**Data to use**.
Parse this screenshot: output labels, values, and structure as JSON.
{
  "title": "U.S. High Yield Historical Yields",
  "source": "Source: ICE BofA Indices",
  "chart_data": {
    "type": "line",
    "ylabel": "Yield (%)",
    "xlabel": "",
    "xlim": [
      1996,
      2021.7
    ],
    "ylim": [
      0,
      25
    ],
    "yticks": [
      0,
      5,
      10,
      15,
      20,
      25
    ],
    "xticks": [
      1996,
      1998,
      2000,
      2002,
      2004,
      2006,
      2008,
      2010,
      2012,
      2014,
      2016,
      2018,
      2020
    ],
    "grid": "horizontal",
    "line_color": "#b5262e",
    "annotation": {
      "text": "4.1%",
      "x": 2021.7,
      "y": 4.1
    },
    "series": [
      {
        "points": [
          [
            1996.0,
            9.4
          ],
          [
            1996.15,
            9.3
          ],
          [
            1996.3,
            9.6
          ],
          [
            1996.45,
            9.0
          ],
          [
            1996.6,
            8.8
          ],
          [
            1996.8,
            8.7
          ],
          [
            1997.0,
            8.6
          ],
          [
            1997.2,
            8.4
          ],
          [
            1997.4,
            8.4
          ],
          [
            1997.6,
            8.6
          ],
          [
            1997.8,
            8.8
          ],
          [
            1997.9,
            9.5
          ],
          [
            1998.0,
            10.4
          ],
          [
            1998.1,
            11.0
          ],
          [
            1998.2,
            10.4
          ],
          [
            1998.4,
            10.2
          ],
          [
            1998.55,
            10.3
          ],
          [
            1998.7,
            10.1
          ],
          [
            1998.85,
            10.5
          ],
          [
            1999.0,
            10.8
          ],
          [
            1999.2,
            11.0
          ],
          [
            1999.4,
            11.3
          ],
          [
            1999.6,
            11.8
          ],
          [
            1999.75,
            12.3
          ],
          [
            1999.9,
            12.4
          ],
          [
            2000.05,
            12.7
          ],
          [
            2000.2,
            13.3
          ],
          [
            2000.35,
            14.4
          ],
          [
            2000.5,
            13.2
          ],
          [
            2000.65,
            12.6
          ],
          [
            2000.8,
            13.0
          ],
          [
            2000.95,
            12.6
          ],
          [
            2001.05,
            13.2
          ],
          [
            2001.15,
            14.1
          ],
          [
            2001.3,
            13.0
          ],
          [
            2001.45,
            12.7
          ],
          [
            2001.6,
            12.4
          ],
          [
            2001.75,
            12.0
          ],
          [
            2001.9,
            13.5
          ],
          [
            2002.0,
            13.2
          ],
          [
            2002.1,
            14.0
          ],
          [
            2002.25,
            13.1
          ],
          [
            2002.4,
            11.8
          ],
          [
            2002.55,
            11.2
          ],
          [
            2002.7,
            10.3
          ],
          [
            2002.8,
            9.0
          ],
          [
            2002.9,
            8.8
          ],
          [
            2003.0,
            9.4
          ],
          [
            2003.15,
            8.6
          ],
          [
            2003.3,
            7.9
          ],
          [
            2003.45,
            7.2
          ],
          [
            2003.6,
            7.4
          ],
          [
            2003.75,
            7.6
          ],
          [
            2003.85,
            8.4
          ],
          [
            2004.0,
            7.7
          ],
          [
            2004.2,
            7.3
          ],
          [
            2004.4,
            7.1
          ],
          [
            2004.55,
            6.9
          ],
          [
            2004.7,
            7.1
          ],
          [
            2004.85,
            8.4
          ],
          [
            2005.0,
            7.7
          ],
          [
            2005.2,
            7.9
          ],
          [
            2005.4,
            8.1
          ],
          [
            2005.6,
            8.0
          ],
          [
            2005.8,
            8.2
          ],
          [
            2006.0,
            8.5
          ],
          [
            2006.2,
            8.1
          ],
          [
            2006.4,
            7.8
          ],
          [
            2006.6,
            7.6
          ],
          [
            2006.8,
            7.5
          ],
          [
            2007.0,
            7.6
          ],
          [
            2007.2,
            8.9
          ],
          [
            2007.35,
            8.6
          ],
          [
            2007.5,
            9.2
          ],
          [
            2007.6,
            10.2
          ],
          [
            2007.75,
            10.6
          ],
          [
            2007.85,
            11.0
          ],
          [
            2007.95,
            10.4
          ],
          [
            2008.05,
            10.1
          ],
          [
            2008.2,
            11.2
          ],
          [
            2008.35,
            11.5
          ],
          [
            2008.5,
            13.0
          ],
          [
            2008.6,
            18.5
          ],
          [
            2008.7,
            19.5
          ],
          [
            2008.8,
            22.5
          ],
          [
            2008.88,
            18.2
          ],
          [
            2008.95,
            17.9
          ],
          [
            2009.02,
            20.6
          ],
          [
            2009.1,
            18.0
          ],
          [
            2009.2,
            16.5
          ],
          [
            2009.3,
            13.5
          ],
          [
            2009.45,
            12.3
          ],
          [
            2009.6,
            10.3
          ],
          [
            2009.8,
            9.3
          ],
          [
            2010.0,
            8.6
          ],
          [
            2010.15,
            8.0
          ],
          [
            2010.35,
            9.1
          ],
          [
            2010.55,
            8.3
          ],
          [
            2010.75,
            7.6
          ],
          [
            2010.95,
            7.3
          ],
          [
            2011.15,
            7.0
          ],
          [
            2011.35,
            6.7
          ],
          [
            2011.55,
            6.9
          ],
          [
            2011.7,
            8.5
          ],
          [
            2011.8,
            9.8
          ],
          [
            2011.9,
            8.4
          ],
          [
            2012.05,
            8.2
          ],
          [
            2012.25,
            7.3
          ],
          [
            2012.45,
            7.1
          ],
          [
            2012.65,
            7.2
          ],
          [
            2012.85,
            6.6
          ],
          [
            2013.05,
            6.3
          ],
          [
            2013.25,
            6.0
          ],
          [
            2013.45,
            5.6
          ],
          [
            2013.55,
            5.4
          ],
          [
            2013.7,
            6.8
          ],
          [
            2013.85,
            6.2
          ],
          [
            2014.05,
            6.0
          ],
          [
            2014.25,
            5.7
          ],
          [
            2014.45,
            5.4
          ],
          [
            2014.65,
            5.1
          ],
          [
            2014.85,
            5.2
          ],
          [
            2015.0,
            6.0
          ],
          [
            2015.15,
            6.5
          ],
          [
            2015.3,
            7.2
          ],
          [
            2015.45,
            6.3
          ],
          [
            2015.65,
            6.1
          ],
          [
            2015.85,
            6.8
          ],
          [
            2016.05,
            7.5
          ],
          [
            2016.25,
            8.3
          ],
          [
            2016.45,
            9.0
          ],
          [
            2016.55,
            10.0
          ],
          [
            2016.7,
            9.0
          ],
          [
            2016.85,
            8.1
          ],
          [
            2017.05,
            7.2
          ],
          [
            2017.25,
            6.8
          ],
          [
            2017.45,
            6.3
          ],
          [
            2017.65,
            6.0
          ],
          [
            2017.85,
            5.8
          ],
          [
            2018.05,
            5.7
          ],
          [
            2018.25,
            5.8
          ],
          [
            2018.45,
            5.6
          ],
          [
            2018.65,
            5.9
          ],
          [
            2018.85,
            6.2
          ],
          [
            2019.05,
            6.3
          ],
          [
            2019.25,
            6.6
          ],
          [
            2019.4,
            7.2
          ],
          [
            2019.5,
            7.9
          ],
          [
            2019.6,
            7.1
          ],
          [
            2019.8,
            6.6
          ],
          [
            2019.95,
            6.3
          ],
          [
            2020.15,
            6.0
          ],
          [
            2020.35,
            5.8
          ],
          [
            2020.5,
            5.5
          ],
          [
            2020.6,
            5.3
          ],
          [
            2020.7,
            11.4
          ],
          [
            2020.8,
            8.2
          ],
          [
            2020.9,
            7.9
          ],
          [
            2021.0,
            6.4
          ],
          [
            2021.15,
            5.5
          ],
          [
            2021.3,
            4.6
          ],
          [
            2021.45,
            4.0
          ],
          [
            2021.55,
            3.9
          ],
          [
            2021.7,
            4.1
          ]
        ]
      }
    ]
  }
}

**Work to be completed**.
Your answer should be one number: how many lines in the material above contain the string "Yield".

**Task output**.
2